▶ Input records
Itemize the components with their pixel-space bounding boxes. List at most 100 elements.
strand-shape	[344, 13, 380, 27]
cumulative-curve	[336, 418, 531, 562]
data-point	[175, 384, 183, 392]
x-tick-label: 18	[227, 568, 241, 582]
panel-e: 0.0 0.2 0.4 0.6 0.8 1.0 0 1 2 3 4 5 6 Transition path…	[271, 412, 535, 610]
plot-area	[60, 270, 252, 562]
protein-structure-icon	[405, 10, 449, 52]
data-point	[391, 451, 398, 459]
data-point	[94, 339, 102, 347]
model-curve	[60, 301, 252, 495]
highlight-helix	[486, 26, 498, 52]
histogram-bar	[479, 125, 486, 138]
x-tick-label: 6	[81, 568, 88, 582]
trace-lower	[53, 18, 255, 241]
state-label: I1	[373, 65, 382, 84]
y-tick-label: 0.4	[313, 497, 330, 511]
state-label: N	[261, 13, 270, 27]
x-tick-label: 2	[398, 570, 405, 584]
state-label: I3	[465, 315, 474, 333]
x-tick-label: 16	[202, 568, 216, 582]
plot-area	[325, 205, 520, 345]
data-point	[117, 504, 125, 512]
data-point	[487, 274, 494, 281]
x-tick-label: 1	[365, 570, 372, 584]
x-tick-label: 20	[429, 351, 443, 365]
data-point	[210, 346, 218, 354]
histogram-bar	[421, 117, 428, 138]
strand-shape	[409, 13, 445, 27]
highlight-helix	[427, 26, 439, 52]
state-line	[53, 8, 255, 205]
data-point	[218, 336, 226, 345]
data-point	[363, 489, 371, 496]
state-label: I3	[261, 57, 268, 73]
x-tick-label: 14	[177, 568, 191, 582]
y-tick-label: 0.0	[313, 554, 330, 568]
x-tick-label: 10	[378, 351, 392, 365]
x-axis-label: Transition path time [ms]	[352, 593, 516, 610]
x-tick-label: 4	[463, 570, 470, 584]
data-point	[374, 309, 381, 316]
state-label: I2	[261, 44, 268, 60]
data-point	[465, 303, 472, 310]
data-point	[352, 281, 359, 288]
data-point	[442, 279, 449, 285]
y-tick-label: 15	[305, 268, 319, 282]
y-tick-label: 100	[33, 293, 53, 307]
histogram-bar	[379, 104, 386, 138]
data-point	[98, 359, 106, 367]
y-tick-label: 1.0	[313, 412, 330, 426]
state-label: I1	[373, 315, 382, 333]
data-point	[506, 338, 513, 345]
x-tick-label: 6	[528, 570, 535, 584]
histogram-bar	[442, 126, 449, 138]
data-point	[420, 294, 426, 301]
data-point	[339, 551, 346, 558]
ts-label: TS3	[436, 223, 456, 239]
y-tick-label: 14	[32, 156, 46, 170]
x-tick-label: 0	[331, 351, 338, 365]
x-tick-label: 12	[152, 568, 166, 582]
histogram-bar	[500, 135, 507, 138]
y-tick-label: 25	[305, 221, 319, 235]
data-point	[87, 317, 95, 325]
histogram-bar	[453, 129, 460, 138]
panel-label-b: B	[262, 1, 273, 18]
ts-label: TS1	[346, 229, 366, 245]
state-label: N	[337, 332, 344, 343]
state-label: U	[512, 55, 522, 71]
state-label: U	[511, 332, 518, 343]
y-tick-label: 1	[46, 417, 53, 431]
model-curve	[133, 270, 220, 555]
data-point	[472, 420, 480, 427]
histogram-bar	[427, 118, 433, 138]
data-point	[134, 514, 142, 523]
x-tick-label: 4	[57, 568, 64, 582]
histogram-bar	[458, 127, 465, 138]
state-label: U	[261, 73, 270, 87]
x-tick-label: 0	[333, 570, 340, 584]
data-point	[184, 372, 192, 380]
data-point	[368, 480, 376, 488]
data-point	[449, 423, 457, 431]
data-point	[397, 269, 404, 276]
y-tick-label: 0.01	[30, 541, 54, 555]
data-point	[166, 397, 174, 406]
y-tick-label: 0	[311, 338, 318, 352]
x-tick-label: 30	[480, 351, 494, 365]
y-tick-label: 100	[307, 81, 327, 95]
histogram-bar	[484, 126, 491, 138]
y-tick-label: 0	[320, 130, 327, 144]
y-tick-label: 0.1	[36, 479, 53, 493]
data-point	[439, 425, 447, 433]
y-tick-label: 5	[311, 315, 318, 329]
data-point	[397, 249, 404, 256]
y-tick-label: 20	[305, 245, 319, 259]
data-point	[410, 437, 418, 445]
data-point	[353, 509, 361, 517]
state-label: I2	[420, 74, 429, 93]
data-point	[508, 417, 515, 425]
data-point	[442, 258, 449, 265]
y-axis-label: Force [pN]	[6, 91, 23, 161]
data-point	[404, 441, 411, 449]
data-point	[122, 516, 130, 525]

▶ Work required
After reading the listing, copy it out exactly and in full.

▶ The completed task
Itemize the components with their pixel-space bounding boxes. List at most 100 elements.
strand-shape	[344, 13, 380, 27]
cumulative-curve	[336, 418, 531, 562]
data-point	[175, 384, 183, 392]
x-tick-label: 18	[227, 568, 241, 582]
panel-e: 0.0 0.2 0.4 0.6 0.8 1.0 0 1 2 3 4 5 6 Transition path…	[271, 412, 535, 610]
plot-area	[60, 270, 252, 562]
protein-structure-icon	[405, 10, 449, 52]
data-point	[391, 451, 398, 459]
data-point	[94, 339, 102, 347]
model-curve	[60, 301, 252, 495]
highlight-helix	[486, 26, 498, 52]
histogram-bar	[479, 125, 486, 138]
x-tick-label: 6	[81, 568, 88, 582]
trace-lower	[53, 18, 255, 241]
state-label: I1	[373, 65, 382, 84]
y-tick-label: 0.4	[313, 497, 330, 511]
state-label: N	[261, 13, 270, 27]
x-tick-label: 2	[398, 570, 405, 584]
state-label: I3	[465, 315, 474, 333]
x-tick-label: 16	[202, 568, 216, 582]
plot-area	[325, 205, 520, 345]
data-point	[117, 504, 125, 512]
data-point	[487, 274, 494, 281]
x-tick-label: 1	[365, 570, 372, 584]
x-tick-label: 20	[429, 351, 443, 365]
data-point	[210, 346, 218, 354]
histogram-bar	[421, 117, 428, 138]
strand-shape	[409, 13, 445, 27]
highlight-helix	[427, 26, 439, 52]
state-line	[53, 8, 255, 205]
data-point	[218, 336, 226, 345]
data-point	[363, 489, 371, 496]
state-label: I3	[261, 57, 268, 73]
x-tick-label: 14	[177, 568, 191, 582]
y-tick-label: 0.0	[313, 554, 330, 568]
x-tick-label: 10	[378, 351, 392, 365]
x-axis-label: Transition path time [ms]	[352, 593, 516, 610]
x-tick-label: 4	[463, 570, 470, 584]
data-point	[374, 309, 381, 316]
state-label: I2	[261, 44, 268, 60]
data-point	[465, 303, 472, 310]
data-point	[352, 281, 359, 288]
data-point	[442, 279, 449, 285]
y-tick-label: 15	[305, 268, 319, 282]
y-tick-label: 100	[33, 293, 53, 307]
histogram-bar	[379, 104, 386, 138]
data-point	[98, 359, 106, 367]
y-tick-label: 1.0	[313, 412, 330, 426]
state-label: I1	[373, 315, 382, 333]
data-point	[506, 338, 513, 345]
x-tick-label: 6	[528, 570, 535, 584]
histogram-bar	[442, 126, 449, 138]
data-point	[420, 294, 426, 301]
data-point	[339, 551, 346, 558]
ts-label: TS3	[436, 223, 456, 239]
y-tick-label: 14	[32, 156, 46, 170]
x-tick-label: 0	[331, 351, 338, 365]
x-tick-label: 12	[152, 568, 166, 582]
histogram-bar	[500, 135, 507, 138]
y-tick-label: 25	[305, 221, 319, 235]
data-point	[87, 317, 95, 325]
histogram-bar	[453, 129, 460, 138]
panel-label-b: B	[262, 1, 273, 18]
ts-label: TS1	[346, 229, 366, 245]
state-label: N	[337, 332, 344, 343]
state-label: U	[512, 55, 522, 71]
state-label: U	[511, 332, 518, 343]
y-tick-label: 1	[46, 417, 53, 431]
model-curve	[133, 270, 220, 555]
data-point	[472, 420, 480, 427]
histogram-bar	[427, 118, 433, 138]
data-point	[134, 514, 142, 523]
x-tick-label: 4	[57, 568, 64, 582]
histogram-bar	[458, 127, 465, 138]
state-label: U	[261, 73, 270, 87]
x-tick-label: 0	[333, 570, 340, 584]
data-point	[184, 372, 192, 380]
data-point	[368, 480, 376, 488]
data-point	[449, 423, 457, 431]
data-point	[397, 269, 404, 276]
y-tick-label: 0.01	[30, 541, 54, 555]
data-point	[166, 397, 174, 406]
y-tick-label: 0	[311, 338, 318, 352]
x-tick-label: 30	[480, 351, 494, 365]
y-tick-label: 100	[307, 81, 327, 95]
histogram-bar	[484, 126, 491, 138]
y-tick-label: 0	[320, 130, 327, 144]
y-tick-label: 0.1	[36, 479, 53, 493]
data-point	[439, 425, 447, 433]
y-tick-label: 5	[311, 315, 318, 329]
data-point	[397, 249, 404, 256]
y-tick-label: 20	[305, 245, 319, 259]
data-point	[410, 437, 418, 445]
data-point	[353, 509, 361, 517]
state-label: I2	[420, 74, 429, 93]
data-point	[508, 417, 515, 425]
data-point	[442, 258, 449, 265]
y-axis-label: Force [pN]	[6, 91, 23, 161]
data-point	[404, 441, 411, 449]
data-point	[122, 516, 130, 525]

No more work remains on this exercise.